++++ Records provided

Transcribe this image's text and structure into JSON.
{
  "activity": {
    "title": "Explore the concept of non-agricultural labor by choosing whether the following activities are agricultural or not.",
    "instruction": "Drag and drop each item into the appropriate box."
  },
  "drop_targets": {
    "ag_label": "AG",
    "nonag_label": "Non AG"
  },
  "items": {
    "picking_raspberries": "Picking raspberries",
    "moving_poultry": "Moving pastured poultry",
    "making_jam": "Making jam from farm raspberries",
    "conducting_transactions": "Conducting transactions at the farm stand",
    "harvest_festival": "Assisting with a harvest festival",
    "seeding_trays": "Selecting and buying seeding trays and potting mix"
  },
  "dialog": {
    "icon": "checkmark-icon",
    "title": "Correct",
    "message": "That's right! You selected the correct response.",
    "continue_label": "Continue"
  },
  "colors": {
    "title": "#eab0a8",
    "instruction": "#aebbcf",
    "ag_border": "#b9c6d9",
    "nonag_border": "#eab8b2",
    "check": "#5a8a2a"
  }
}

++++++++

Task requirements: Return the material in full, exactly as shown.

Exercise solution:
Transcribe this image's text and structure into JSON.
{
  "activity": {
    "title": "Explore the concept of non-agricultural labor by choosing whether the following activities are agricultural or not.",
    "instruction": "Drag and drop each item into the appropriate box."
  },
  "drop_targets": {
    "ag_label": "AG",
    "nonag_label": "Non AG"
  },
  "items": {
    "picking_raspberries": "Picking raspberries",
    "moving_poultry": "Moving pastured poultry",
    "making_jam": "Making jam from farm raspberries",
    "conducting_transactions": "Conducting transactions at the farm stand",
    "harvest_festival": "Assisting with a harvest festival",
    "seeding_trays": "Selecting and buying seeding trays and potting mix"
  },
  "dialog": {
    "icon": "checkmark-icon",
    "title": "Correct",
    "message": "That's right! You selected the correct response.",
    "continue_label": "Continue"
  },
  "colors": {
    "title": "#eab0a8",
    "instruction": "#aebbcf",
    "ag_border": "#b9c6d9",
    "nonag_border": "#eab8b2",
    "check": "#5a8a2a"
  }
}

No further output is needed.